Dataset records
+===+

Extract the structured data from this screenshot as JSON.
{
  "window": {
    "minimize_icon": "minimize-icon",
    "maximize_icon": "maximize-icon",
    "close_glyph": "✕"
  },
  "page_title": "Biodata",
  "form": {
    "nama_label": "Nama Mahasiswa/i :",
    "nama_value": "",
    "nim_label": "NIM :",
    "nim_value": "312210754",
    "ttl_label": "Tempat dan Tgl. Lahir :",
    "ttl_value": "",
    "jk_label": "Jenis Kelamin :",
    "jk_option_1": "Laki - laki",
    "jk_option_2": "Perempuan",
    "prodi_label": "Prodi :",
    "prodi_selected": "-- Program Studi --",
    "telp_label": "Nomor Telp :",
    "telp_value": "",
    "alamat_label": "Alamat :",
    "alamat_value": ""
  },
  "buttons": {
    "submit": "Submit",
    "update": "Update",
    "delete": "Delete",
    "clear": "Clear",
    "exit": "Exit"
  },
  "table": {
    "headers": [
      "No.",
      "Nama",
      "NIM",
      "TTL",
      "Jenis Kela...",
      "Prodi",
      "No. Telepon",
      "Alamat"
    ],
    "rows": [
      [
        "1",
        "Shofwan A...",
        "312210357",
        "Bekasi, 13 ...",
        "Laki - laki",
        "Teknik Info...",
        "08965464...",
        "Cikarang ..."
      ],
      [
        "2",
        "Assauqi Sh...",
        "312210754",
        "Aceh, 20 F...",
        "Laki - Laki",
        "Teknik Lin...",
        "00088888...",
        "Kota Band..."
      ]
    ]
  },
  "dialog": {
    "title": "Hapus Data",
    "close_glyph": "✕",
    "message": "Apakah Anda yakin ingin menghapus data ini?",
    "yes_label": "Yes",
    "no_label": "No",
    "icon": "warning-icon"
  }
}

+===+

THE TASK: Restate the listing above word for word.

SOLUTION TO THIS PROBLEM:
Extract the structured data from this screenshot as JSON.
{
  "window": {
    "minimize_icon": "minimize-icon",
    "maximize_icon": "maximize-icon",
    "close_glyph": "✕"
  },
  "page_title": "Biodata",
  "form": {
    "nama_label": "Nama Mahasiswa/i :",
    "nama_value": "",
    "nim_label": "NIM :",
    "nim_value": "312210754",
    "ttl_label": "Tempat dan Tgl. Lahir :",
    "ttl_value": "",
    "jk_label": "Jenis Kelamin :",
    "jk_option_1": "Laki - laki",
    "jk_option_2": "Perempuan",
    "prodi_label": "Prodi :",
    "prodi_selected": "-- Program Studi --",
    "telp_label": "Nomor Telp :",
    "telp_value": "",
    "alamat_label": "Alamat :",
    "alamat_value": ""
  },
  "buttons": {
    "submit": "Submit",
    "update": "Update",
    "delete": "Delete",
    "clear": "Clear",
    "exit": "Exit"
  },
  "table": {
    "headers": [
      "No.",
      "Nama",
      "NIM",
      "TTL",
      "Jenis Kela...",
      "Prodi",
      "No. Telepon",
      "Alamat"
    ],
    "rows": [
      [
        "1",
        "Shofwan A...",
        "312210357",
        "Bekasi, 13 ...",
        "Laki - laki",
        "Teknik Info...",
        "08965464...",
        "Cikarang ..."
      ],
      [
        "2",
        "Assauqi Sh...",
        "312210754",
        "Aceh, 20 F...",
        "Laki - Laki",
        "Teknik Lin...",
        "00088888...",
        "Kota Band..."
      ]
    ]
  },
  "dialog": {
    "title": "Hapus Data",
    "close_glyph": "✕",
    "message": "Apakah Anda yakin ingin menghapus data ini?",
    "yes_label": "Yes",
    "no_label": "No",
    "icon": "warning-icon"
  }
}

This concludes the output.